Tra Santa Caterina e gli auguri di Natale

Un venerdì, per caso, si svolge un Martedì de a Compagna. In genovese parlano il presidente Franco Bampi, che fa gli onori di casa con la consueta verve e simpatia, e l'attrice Maria Vietz, che regala al pubblico un prologo pieno di garbo e arguzia, citando poesie e raccontando una barzelletta. Il conferenziere padre Vittorio Casalino, superiore dei frati Cappuccini e direttore del Museo dei Beni Culturali Cappuccini a Genova, prende la palla al balzo per esordire in genovese e continuare poi in italiano sul tema del giorno: «Santa Caterina da Genova: la traduzione dell'amore cristiano in solidarietà». Siamo alle ultime battute dei festeggiamenti per il quinto centenario dalla morte di questa straordinaria figura femminile (1447-1510), la cui salma incorrotta si conserva nell'omonima chiesa di Portoria. Della Santa, padre Vittorio Casalino sottolinea in particolare l'insolito connubio di misticismo e capacità gestionali al servizio degli ammalati dell'Ospedale di Pammatone. Sempre a Santa Caterina Fieschi Adorno verrà dedicato anche il Confeugo, sabato 18 dicembre, che si ispira all'omonima cerimonia medievale dell'antica Repubblica, ripristinata per iniziativa di A Compagna fin dagli anni Venti del Novecento, dopo oltre un secolo di sospensione. Prevede la consegna al sindaco della città del tronco d'alloro a cui dare fuoco e del «tondo de Natale», piatto di ceramica decorato a mano come da tradizione ligure. È l'occasione per lo scambio di auguri ma anche per i «mugugni», che richiamano l'attenzione del primo cittadino su quanto non funziona in città, esortandolo a trovare soluzioni.

════════

* COSA FARE: Scrivi il seguito del brano su Santa Caterina e gli auguri di Natale, partendo dalla frase successiva all'ultima riportata.

════════

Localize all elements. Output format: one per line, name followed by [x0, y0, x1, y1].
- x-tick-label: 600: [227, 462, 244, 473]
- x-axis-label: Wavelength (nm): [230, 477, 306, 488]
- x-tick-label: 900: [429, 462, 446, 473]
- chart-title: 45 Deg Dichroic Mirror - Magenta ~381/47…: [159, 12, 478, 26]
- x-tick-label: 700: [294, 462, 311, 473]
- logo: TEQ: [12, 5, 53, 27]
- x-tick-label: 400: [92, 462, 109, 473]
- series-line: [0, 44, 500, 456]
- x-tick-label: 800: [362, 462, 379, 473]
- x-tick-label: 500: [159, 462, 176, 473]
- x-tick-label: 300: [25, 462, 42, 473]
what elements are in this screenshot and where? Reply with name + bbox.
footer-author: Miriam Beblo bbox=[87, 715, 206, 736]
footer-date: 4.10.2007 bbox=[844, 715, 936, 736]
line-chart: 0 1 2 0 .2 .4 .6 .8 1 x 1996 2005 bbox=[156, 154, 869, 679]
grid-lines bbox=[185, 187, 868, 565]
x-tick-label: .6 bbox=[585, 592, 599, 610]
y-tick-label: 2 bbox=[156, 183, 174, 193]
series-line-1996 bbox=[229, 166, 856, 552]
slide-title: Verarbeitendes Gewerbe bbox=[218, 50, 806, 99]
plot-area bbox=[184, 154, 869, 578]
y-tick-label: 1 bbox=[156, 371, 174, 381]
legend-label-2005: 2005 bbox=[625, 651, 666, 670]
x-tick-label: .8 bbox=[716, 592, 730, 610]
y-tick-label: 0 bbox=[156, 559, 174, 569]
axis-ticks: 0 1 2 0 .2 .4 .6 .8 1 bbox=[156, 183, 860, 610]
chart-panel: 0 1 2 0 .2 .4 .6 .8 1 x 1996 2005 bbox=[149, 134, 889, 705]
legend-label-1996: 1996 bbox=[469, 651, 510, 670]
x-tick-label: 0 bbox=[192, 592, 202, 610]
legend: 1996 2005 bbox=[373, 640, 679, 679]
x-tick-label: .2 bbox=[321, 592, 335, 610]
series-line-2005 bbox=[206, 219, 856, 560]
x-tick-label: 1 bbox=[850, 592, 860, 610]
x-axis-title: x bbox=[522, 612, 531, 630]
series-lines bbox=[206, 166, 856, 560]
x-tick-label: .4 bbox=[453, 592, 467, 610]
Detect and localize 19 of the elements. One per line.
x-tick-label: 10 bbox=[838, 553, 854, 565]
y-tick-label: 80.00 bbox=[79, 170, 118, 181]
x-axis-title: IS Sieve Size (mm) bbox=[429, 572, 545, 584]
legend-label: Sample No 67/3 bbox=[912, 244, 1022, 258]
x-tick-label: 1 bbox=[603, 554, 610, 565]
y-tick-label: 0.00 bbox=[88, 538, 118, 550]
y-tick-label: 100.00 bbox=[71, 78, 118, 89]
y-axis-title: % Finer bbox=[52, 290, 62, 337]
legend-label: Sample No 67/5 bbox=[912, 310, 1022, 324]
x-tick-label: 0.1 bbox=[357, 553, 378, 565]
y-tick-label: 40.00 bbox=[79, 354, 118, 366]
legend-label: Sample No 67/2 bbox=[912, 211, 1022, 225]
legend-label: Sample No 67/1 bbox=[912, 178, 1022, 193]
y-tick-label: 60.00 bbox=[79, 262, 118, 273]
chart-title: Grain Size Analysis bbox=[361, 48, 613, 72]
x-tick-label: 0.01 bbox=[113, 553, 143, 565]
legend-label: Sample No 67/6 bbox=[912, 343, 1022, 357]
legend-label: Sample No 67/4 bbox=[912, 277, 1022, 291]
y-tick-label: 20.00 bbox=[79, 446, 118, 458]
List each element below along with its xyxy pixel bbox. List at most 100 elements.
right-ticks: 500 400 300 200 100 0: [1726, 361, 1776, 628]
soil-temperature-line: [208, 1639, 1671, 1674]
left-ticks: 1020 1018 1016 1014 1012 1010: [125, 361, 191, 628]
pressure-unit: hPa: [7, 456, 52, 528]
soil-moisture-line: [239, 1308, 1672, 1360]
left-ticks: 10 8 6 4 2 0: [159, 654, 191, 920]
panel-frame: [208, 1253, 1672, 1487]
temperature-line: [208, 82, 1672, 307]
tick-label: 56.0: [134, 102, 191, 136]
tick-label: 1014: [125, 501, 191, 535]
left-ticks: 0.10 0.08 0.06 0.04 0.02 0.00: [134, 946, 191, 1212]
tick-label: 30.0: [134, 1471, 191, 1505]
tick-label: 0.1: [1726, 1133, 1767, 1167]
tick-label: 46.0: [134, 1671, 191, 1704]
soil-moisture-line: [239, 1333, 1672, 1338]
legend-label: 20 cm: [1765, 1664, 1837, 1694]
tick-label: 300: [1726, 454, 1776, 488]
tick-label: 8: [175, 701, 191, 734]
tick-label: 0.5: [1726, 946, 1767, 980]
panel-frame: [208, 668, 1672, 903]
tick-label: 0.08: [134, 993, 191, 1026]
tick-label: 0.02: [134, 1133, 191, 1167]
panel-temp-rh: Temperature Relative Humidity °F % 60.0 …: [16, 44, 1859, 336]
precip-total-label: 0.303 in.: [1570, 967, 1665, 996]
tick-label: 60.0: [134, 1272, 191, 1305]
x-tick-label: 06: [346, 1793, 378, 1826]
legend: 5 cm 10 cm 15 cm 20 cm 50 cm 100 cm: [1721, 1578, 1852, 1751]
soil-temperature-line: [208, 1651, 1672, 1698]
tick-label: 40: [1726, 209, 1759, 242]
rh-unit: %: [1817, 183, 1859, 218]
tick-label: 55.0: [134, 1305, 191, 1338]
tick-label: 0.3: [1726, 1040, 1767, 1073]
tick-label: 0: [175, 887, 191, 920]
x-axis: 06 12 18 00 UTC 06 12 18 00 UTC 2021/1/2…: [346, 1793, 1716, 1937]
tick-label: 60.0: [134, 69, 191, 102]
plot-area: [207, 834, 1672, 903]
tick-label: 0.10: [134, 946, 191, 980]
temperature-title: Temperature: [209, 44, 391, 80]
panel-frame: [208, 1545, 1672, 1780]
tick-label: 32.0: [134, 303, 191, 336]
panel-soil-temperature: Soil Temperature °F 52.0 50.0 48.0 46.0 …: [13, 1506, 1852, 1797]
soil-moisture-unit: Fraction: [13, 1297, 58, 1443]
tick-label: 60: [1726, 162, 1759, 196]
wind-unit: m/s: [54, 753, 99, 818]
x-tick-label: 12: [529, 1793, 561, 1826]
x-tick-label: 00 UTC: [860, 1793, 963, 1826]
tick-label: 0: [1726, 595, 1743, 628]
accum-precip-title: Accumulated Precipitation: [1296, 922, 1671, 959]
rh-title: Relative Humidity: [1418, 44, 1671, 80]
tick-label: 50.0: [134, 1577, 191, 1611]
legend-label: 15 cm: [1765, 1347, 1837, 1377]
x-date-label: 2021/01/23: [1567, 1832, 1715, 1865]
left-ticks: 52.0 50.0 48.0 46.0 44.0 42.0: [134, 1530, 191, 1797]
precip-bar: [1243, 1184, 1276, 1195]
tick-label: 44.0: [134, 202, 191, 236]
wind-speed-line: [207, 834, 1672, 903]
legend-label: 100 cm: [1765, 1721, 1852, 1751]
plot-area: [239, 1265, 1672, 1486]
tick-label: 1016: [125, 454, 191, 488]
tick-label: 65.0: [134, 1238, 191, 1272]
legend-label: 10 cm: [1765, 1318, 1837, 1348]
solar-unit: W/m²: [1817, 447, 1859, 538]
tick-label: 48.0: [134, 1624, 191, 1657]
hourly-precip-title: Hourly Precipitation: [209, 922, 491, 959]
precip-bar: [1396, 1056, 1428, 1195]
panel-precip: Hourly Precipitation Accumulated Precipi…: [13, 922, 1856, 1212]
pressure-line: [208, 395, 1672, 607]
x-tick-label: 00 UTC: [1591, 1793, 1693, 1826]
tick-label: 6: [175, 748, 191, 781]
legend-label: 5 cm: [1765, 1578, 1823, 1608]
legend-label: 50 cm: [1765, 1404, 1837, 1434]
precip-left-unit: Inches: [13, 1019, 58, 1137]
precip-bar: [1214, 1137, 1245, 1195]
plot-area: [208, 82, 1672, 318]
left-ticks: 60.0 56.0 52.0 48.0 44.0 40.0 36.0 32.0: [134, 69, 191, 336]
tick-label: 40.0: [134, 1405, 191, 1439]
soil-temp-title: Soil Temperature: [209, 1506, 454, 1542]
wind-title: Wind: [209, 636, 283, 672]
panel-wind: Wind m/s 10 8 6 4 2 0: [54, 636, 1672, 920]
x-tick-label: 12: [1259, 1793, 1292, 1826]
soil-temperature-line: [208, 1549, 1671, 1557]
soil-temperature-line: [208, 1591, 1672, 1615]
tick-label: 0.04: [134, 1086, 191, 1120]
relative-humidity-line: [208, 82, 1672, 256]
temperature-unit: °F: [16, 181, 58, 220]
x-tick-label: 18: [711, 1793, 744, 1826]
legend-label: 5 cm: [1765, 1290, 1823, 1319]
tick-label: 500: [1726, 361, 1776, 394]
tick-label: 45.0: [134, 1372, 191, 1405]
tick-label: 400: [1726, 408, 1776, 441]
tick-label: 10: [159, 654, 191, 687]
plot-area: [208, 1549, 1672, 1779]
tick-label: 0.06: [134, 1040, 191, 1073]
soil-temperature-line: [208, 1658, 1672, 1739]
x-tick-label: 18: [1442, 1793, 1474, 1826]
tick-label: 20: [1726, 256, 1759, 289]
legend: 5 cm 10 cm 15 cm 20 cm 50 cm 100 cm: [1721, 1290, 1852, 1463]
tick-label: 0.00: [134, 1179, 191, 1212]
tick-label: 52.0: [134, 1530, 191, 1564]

════════

* RISPOSTA:
Fondato nel 1923, il sodalizio A Compagna di Zeneixi è infatti, come storicamente recita il primo articolo dello statuto, «l'Associazione dei Genovesi amanti di Genova e della loro antica terra, gelosi delle antiche glorie, delle bellezze, delle tradizioni, della lingua e dei costumi della loro Gente, al di fuori e al disopra di ogni fede politica e religiosa». Il sito www.acompagna.org raccoglie rassegne fotografiche e le numerose iniziative organizzate dall'Associazione per una continua presenza nei momenti significativi della vita cittadina. Il presidente prof. Bampi, docente universitario a Ingegneria, ha al suo attivo anche apprezzati corsi di genovese.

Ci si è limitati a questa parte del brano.